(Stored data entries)
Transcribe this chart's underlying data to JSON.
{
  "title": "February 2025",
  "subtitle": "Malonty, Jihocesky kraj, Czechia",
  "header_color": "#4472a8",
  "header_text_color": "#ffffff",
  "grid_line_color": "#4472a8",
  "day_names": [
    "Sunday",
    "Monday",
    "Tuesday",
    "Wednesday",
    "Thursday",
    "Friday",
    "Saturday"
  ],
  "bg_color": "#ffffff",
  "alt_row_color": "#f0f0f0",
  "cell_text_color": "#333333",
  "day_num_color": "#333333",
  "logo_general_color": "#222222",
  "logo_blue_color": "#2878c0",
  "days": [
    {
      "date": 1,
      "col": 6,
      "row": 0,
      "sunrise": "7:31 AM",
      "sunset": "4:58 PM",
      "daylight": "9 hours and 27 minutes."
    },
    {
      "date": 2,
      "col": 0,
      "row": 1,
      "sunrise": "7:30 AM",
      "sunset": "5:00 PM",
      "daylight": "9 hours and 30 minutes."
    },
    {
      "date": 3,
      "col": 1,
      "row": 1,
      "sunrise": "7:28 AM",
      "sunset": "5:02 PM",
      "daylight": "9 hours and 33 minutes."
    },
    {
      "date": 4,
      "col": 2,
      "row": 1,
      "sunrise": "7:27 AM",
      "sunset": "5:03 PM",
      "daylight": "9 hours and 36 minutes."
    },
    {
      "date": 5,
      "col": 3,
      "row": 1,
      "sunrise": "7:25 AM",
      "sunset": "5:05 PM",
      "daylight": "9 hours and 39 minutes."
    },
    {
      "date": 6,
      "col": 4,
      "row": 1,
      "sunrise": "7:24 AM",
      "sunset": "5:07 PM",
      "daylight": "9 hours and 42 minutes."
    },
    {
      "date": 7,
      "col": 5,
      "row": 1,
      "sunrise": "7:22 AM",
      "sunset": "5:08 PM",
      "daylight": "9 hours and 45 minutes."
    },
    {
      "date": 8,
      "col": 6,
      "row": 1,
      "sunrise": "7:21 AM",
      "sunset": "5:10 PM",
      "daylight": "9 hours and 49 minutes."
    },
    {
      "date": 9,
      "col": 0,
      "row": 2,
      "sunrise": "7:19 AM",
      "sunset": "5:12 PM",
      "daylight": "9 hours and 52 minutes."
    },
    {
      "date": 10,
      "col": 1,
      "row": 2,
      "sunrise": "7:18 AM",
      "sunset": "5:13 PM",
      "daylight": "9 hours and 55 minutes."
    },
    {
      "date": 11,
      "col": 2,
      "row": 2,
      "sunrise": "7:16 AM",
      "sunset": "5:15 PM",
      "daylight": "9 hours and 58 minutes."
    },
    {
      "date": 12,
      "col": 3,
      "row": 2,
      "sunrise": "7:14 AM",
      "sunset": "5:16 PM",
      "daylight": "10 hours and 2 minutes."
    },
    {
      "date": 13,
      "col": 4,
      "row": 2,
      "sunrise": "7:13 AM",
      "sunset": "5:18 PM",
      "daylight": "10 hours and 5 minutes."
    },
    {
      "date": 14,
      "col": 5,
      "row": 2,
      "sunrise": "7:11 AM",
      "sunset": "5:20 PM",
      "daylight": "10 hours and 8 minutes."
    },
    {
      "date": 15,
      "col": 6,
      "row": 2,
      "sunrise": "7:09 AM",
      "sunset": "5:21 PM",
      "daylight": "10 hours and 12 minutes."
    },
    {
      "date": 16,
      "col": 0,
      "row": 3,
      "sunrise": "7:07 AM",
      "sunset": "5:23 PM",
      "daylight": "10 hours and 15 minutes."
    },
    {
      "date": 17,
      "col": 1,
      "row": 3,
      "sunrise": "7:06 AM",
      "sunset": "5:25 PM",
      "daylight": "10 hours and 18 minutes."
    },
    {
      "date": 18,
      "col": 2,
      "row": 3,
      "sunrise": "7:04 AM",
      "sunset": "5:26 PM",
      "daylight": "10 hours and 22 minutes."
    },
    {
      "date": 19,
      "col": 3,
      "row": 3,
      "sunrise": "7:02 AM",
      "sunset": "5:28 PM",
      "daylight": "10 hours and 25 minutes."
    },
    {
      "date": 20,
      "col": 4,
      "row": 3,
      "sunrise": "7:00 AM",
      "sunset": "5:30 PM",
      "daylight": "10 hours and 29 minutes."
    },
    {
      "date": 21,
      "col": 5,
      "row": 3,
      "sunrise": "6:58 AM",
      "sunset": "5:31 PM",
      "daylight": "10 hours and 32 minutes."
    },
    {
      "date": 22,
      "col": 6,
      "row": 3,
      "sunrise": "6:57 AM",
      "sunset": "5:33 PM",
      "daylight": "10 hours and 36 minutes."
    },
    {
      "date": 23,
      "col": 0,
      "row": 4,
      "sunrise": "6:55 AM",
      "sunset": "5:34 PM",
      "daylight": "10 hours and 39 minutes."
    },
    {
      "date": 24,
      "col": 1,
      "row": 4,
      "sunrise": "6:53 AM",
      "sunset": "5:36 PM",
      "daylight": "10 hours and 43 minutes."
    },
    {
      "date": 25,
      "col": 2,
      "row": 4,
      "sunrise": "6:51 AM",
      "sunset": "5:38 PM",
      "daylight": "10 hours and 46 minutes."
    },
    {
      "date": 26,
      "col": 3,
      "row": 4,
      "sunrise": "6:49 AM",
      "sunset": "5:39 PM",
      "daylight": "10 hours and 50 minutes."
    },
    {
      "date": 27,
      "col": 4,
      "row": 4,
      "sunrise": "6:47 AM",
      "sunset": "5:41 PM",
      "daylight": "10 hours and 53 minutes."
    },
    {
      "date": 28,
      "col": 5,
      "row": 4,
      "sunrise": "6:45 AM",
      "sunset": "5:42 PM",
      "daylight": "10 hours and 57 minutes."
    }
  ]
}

==

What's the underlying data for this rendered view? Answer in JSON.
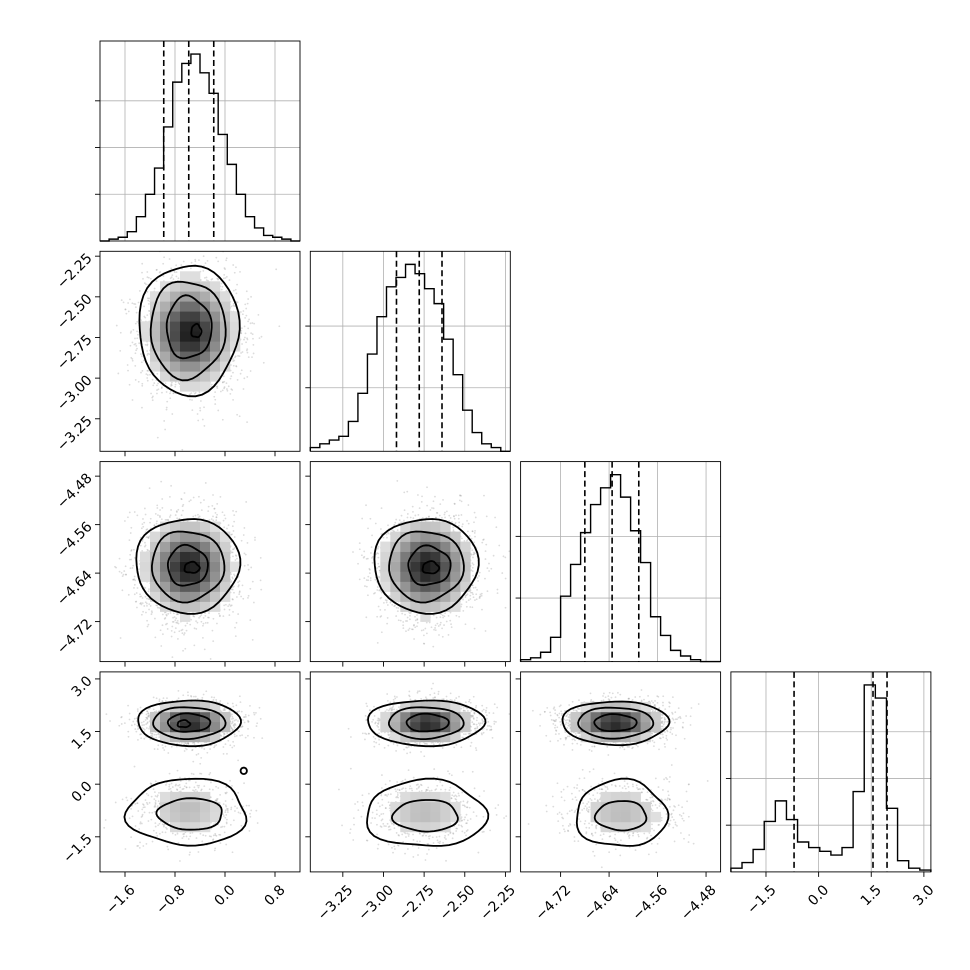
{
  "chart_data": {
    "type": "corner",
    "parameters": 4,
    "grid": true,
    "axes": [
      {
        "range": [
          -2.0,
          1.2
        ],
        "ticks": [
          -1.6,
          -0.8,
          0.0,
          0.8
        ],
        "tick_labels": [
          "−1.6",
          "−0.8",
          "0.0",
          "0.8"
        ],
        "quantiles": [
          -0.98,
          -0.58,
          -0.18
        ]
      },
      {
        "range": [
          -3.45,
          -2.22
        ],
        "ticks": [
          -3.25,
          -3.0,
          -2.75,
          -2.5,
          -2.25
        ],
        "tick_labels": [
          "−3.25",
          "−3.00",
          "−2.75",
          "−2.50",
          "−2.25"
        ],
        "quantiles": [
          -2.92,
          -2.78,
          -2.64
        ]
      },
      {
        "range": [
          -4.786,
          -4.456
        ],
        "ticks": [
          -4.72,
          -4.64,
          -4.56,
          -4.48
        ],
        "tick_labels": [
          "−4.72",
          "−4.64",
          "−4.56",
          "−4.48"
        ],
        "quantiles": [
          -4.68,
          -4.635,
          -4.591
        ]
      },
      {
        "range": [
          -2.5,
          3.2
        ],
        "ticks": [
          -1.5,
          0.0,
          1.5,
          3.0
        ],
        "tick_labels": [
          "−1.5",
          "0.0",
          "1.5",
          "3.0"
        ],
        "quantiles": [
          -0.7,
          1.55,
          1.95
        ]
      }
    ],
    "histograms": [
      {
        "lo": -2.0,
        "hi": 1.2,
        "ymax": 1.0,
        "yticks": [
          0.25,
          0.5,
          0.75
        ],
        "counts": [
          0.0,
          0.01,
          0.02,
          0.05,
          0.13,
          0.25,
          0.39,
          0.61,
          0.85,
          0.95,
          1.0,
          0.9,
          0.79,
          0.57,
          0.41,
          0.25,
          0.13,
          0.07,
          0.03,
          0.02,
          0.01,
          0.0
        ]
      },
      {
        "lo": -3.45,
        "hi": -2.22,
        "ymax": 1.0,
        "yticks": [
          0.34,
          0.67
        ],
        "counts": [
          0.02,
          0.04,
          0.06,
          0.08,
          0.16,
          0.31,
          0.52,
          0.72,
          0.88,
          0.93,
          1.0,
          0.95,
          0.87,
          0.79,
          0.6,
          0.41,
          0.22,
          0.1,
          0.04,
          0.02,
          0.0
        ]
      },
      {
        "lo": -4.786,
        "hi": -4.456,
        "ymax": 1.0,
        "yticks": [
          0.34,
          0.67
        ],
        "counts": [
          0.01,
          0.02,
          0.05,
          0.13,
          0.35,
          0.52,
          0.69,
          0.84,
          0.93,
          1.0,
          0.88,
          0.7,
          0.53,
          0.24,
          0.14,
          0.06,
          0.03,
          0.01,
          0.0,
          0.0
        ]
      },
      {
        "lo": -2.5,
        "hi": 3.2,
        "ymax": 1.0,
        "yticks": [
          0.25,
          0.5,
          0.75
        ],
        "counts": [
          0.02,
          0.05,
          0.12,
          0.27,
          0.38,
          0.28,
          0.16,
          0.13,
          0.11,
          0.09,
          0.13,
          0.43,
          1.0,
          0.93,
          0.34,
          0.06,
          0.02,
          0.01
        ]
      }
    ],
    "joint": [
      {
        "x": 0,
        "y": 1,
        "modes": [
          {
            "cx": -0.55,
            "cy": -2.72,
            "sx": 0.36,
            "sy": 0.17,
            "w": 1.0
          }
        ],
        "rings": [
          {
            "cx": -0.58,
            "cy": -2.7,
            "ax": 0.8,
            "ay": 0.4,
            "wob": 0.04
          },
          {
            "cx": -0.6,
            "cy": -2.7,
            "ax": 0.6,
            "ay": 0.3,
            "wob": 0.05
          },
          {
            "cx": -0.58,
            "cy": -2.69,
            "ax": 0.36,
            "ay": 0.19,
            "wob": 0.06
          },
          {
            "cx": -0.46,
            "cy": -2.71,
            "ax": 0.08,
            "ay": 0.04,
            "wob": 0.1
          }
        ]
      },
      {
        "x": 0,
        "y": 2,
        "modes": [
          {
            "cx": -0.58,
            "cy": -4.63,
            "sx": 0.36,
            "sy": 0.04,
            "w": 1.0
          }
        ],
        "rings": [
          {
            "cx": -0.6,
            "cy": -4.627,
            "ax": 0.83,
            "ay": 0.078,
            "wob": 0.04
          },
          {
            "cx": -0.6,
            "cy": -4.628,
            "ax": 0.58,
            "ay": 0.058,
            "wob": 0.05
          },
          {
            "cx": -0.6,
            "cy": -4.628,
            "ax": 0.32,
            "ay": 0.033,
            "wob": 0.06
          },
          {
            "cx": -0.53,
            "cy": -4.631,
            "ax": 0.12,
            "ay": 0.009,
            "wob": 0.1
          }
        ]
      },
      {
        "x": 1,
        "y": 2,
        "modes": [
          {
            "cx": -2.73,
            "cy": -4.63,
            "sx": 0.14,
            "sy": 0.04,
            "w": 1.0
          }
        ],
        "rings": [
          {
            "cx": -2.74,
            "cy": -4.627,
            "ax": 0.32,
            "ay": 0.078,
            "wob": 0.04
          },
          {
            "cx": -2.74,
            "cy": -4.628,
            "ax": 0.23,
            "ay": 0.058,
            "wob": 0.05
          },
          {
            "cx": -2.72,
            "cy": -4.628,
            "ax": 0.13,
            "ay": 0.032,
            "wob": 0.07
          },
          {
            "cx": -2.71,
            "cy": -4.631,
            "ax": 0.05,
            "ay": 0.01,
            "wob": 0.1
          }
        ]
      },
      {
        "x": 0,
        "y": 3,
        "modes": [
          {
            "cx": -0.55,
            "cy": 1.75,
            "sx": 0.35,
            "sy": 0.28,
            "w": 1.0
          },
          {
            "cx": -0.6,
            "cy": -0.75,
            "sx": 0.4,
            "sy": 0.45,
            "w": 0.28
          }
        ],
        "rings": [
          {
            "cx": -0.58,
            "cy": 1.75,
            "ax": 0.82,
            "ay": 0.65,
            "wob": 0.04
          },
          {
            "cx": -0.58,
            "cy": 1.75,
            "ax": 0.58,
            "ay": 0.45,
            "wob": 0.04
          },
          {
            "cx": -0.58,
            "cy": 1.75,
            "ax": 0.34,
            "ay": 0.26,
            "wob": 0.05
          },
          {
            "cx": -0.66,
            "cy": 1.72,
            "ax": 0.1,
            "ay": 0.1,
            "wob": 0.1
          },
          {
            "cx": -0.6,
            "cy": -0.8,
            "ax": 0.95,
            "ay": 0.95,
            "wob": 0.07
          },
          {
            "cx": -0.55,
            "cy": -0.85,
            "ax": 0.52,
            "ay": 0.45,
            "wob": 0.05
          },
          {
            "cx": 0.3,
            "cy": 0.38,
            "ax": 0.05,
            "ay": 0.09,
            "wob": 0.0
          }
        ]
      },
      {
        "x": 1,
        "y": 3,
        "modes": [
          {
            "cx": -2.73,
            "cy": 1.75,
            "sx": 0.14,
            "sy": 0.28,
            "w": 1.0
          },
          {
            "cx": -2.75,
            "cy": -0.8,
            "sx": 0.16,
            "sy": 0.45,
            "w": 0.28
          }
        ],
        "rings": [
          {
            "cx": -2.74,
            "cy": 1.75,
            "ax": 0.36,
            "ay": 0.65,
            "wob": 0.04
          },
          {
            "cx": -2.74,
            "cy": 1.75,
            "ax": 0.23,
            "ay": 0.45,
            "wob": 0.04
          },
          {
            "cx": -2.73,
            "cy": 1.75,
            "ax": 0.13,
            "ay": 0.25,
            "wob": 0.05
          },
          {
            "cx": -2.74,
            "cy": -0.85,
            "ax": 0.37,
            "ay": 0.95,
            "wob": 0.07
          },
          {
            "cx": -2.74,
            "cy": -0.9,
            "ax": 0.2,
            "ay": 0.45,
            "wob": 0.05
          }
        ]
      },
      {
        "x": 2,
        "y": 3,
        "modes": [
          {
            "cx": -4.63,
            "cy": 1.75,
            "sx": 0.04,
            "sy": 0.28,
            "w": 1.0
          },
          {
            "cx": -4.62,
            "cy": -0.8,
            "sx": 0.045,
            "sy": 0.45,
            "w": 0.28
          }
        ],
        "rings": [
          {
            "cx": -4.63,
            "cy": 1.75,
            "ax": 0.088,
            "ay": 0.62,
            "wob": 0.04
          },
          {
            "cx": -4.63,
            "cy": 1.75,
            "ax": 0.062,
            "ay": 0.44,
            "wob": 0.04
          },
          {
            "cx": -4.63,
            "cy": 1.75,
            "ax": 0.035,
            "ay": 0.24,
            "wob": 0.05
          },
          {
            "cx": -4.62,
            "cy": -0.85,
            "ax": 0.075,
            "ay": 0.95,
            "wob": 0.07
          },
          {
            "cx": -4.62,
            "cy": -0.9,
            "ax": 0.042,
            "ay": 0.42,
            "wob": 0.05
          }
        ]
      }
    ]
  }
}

...

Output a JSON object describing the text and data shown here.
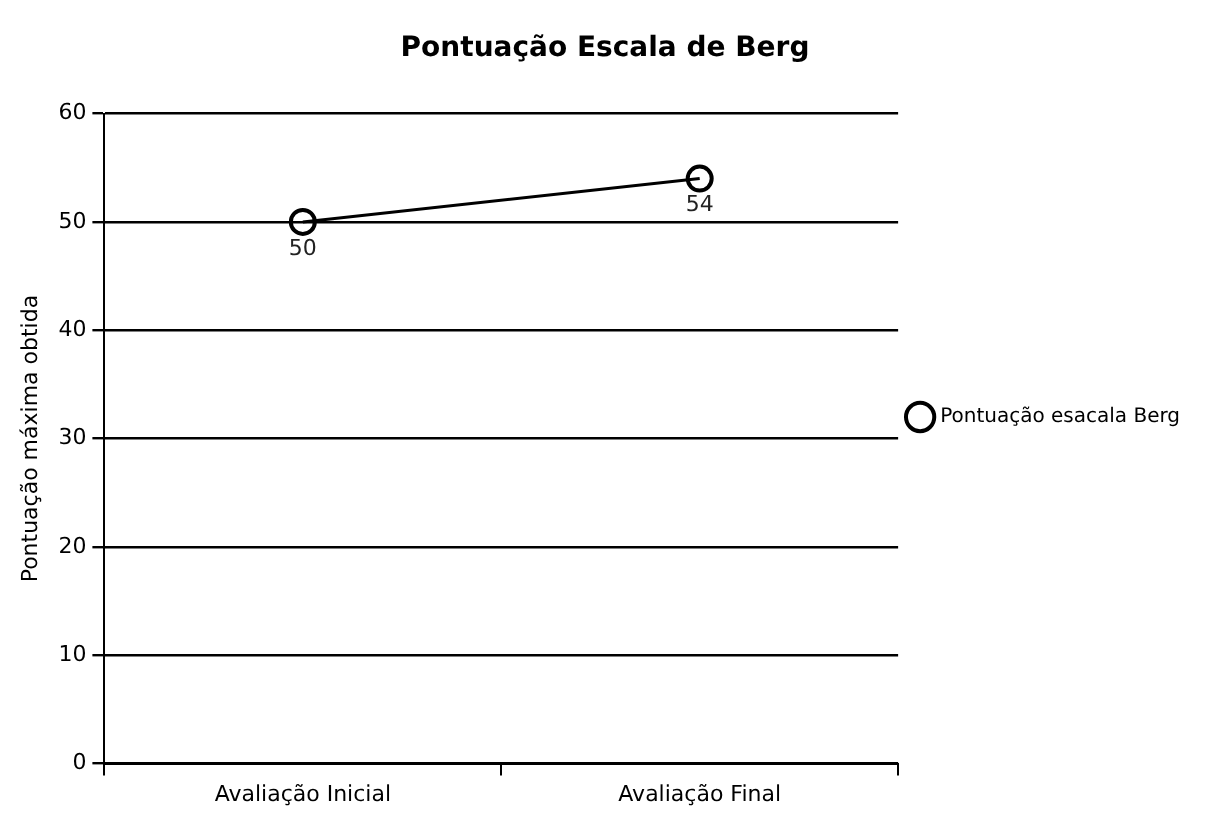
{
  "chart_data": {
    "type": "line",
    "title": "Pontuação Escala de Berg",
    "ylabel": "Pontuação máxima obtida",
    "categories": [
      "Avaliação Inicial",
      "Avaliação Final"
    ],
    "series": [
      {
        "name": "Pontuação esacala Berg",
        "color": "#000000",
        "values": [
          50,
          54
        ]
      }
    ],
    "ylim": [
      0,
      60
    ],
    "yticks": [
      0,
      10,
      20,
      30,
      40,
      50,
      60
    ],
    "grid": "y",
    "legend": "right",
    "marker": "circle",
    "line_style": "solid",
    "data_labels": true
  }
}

(Aim):
Track down every line holding the string "Berg" and copy it.

(The solution):
    "title": "Pontuação Escala de Berg",
        "name": "Pontuação esacala Berg",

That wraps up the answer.